◆ TASK BRIEF
Give the material again in full, matching it exactly.

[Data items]
+===+
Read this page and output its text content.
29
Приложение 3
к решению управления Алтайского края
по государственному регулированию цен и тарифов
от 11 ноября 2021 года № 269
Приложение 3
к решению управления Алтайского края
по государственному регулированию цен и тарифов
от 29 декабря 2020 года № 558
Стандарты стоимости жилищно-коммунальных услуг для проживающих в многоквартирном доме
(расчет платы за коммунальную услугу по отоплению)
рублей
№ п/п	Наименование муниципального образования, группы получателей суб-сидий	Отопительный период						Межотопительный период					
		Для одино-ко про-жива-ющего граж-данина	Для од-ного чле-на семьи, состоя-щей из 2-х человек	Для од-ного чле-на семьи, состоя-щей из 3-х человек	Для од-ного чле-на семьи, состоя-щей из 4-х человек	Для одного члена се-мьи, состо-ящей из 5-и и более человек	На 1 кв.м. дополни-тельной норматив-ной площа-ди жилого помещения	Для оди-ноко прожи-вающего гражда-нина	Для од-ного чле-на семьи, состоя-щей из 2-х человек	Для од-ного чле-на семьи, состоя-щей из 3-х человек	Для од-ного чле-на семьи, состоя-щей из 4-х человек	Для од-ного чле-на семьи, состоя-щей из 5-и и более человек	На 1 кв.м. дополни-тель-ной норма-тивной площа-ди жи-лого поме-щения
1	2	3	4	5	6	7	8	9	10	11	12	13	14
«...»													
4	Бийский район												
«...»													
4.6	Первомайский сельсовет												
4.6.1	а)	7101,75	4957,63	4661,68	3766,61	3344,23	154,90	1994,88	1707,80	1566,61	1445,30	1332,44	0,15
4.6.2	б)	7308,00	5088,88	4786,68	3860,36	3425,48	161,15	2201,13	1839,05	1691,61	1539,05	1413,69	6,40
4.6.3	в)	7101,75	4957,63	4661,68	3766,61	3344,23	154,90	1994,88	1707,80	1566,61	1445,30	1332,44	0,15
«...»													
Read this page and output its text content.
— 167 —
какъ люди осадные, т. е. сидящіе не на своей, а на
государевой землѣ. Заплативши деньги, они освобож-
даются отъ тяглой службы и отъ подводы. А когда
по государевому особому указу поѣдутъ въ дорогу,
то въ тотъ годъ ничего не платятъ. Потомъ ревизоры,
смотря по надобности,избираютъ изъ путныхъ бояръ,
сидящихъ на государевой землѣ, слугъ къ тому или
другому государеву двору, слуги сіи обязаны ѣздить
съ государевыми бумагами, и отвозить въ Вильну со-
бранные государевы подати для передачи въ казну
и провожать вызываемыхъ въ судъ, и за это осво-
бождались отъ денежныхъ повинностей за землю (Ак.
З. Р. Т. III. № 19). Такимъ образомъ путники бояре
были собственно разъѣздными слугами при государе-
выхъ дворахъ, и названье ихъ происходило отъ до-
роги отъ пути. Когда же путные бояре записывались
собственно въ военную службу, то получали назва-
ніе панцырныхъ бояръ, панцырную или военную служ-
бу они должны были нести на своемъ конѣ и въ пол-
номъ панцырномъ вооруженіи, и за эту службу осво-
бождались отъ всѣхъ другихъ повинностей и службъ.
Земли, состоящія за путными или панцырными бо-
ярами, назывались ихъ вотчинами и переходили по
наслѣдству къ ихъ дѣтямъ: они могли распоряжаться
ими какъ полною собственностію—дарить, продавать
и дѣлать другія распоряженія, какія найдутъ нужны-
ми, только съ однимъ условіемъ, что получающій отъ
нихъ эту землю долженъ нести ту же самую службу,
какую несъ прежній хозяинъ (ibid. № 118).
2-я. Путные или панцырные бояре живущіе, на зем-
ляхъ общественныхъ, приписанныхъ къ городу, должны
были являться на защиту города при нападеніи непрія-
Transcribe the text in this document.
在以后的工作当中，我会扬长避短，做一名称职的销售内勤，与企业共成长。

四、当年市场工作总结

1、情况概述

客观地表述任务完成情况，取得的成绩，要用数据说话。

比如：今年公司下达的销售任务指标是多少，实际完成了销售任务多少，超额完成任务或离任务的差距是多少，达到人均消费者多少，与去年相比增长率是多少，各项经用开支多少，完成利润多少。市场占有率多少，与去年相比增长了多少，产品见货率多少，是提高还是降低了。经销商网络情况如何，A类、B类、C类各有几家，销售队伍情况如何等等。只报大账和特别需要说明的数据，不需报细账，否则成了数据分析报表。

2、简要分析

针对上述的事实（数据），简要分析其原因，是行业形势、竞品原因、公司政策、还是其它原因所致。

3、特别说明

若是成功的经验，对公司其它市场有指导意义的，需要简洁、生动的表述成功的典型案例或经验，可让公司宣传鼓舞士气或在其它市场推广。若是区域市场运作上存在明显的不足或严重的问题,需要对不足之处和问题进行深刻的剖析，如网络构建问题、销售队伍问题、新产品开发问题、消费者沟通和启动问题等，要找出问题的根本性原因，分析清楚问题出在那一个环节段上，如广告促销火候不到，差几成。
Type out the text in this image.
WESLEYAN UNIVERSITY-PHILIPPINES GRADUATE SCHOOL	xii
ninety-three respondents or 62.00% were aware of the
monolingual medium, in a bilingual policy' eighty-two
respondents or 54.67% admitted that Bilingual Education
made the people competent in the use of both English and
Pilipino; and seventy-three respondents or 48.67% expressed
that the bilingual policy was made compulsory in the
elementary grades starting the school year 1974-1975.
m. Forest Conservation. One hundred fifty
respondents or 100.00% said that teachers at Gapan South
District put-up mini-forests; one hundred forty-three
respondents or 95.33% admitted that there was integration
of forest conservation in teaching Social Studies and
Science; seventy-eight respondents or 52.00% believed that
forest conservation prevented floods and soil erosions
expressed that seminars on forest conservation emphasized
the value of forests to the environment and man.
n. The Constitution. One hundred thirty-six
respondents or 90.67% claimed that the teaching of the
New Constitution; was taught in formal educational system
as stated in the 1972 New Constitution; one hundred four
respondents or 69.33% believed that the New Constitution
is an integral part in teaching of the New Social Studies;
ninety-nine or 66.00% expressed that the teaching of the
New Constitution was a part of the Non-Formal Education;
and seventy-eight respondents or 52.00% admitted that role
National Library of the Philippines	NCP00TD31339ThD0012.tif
+===+
◆ ANSWER TO THE EXERCISE
Read this page and output its text content.
29
Приложение 3
к решению управления Алтайского края
по государственному регулированию цен и тарифов
от 11 ноября 2021 года № 269
Приложение 3
к решению управления Алтайского края
по государственному регулированию цен и тарифов
от 29 декабря 2020 года № 558
Стандарты стоимости жилищно-коммунальных услуг для проживающих в многоквартирном доме
(расчет платы за коммунальную услугу по отоплению)
рублей
№ п/п	Наименование муниципального образования, группы получателей суб-сидий	Отопительный период						Межотопительный период					
		Для одино-ко про-жива-ющего граж-данина	Для од-ного чле-на семьи, состоя-щей из 2-х человек	Для од-ного чле-на семьи, состоя-щей из 3-х человек	Для од-ного чле-на семьи, состоя-щей из 4-х человек	Для одного члена се-мьи, состо-ящей из 5-и и более человек	На 1 кв.м. дополни-тельной норматив-ной площа-ди жилого помещения	Для оди-ноко прожи-вающего гражда-нина	Для од-ного чле-на семьи, состоя-щей из 2-х человек	Для од-ного чле-на семьи, состоя-щей из 3-х человек	Для од-ного чле-на семьи, состоя-щей из 4-х человек	Для од-ного чле-на семьи, состоя-щей из 5-и и более человек	На 1 кв.м. дополни-тель-ной норма-тивной площа-ди жи-лого поме-щения
1	2	3	4	5	6	7	8	9	10	11	12	13	14
«...»													
4	Бийский район												
«...»													
4.6	Первомайский сельсовет												
4.6.1	а)	7101,75	4957,63	4661,68	3766,61	3344,23	154,90	1994,88	1707,80	1566,61	1445,30	1332,44	0,15
4.6.2	б)	7308,00	5088,88	4786,68	3860,36	3425,48	161,15	2201,13	1839,05	1691,61	1539,05	1413,69	6,40
4.6.3	в)	7101,75	4957,63	4661,68	3766,61	3344,23	154,90	1994,88	1707,80	1566,61	1445,30	1332,44	0,15
«...»													
Read this page and output its text content.
— 167 —
какъ люди осадные, т. е. сидящіе не на своей, а на
государевой землѣ. Заплативши деньги, они освобож-
даются отъ тяглой службы и отъ подводы. А когда
по государевому особому указу поѣдутъ въ дорогу,
то въ тотъ годъ ничего не платятъ. Потомъ ревизоры,
смотря по надобности,избираютъ изъ путныхъ бояръ,
сидящихъ на государевой землѣ, слугъ къ тому или
другому государеву двору, слуги сіи обязаны ѣздить
съ государевыми бумагами, и отвозить въ Вильну со-
бранные государевы подати для передачи въ казну
и провожать вызываемыхъ въ судъ, и за это осво-
бождались отъ денежныхъ повинностей за землю (Ак.
З. Р. Т. III. № 19). Такимъ образомъ путники бояре
были собственно разъѣздными слугами при государе-
выхъ дворахъ, и названье ихъ происходило отъ до-
роги отъ пути. Когда же путные бояре записывались
собственно въ военную службу, то получали назва-
ніе панцырныхъ бояръ, панцырную или военную служ-
бу они должны были нести на своемъ конѣ и въ пол-
номъ панцырномъ вооруженіи, и за эту службу осво-
бождались отъ всѣхъ другихъ повинностей и службъ.
Земли, состоящія за путными или панцырными бо-
ярами, назывались ихъ вотчинами и переходили по
наслѣдству къ ихъ дѣтямъ: они могли распоряжаться
ими какъ полною собственностію—дарить, продавать
и дѣлать другія распоряженія, какія найдутъ нужны-
ми, только съ однимъ условіемъ, что получающій отъ
нихъ эту землю долженъ нести ту же самую службу,
какую несъ прежній хозяинъ (ibid. № 118).
2-я. Путные или панцырные бояре живущіе, на зем-
ляхъ общественныхъ, приписанныхъ къ городу, должны
были являться на защиту города при нападеніи непрія-
Transcribe the text in this document.
在以后的工作当中，我会扬长避短，做一名称职的销售内勤，与企业共成长。

四、当年市场工作总结

1、情况概述

客观地表述任务完成情况，取得的成绩，要用数据说话。

比如：今年公司下达的销售任务指标是多少，实际完成了销售任务多少，超额完成任务或离任务的差距是多少，达到人均消费者多少，与去年相比增长率是多少，各项经用开支多少，完成利润多少。市场占有率多少，与去年相比增长了多少，产品见货率多少，是提高还是降低了。经销商网络情况如何，A类、B类、C类各有几家，销售队伍情况如何等等。只报大账和特别需要说明的数据，不需报细账，否则成了数据分析报表。

2、简要分析

针对上述的事实（数据），简要分析其原因，是行业形势、竞品原因、公司政策、还是其它原因所致。

3、特别说明

若是成功的经验，对公司其它市场有指导意义的，需要简洁、生动的表述成功的典型案例或经验，可让公司宣传鼓舞士气或在其它市场推广。若是区域市场运作上存在明显的不足或严重的问题,需要对不足之处和问题进行深刻的剖析，如网络构建问题、销售队伍问题、新产品开发问题、消费者沟通和启动问题等，要找出问题的根本性原因，分析清楚问题出在那一个环节段上，如广告促销火候不到，差几成。
Type out the text in this image.
WESLEYAN UNIVERSITY-PHILIPPINES GRADUATE SCHOOL	xii
ninety-three respondents or 62.00% were aware of the
monolingual medium, in a bilingual policy' eighty-two
respondents or 54.67% admitted that Bilingual Education
made the people competent in the use of both English and
Pilipino; and seventy-three respondents or 48.67% expressed
that the bilingual policy was made compulsory in the
elementary grades starting the school year 1974-1975.
m. Forest Conservation. One hundred fifty
respondents or 100.00% said that teachers at Gapan South
District put-up mini-forests; one hundred forty-three
respondents or 95.33% admitted that there was integration
of forest conservation in teaching Social Studies and
Science; seventy-eight respondents or 52.00% believed that
forest conservation prevented floods and soil erosions
expressed that seminars on forest conservation emphasized
the value of forests to the environment and man.
n. The Constitution. One hundred thirty-six
respondents or 90.67% claimed that the teaching of the
New Constitution; was taught in formal educational system
as stated in the 1972 New Constitution; one hundred four
respondents or 69.33% believed that the New Constitution
is an integral part in teaching of the New Social Studies;
ninety-nine or 66.00% expressed that the teaching of the
New Constitution was a part of the Non-Formal Education;
and seventy-eight respondents or 52.00% admitted that role
National Library of the Philippines	NCP00TD31339ThD0012.tif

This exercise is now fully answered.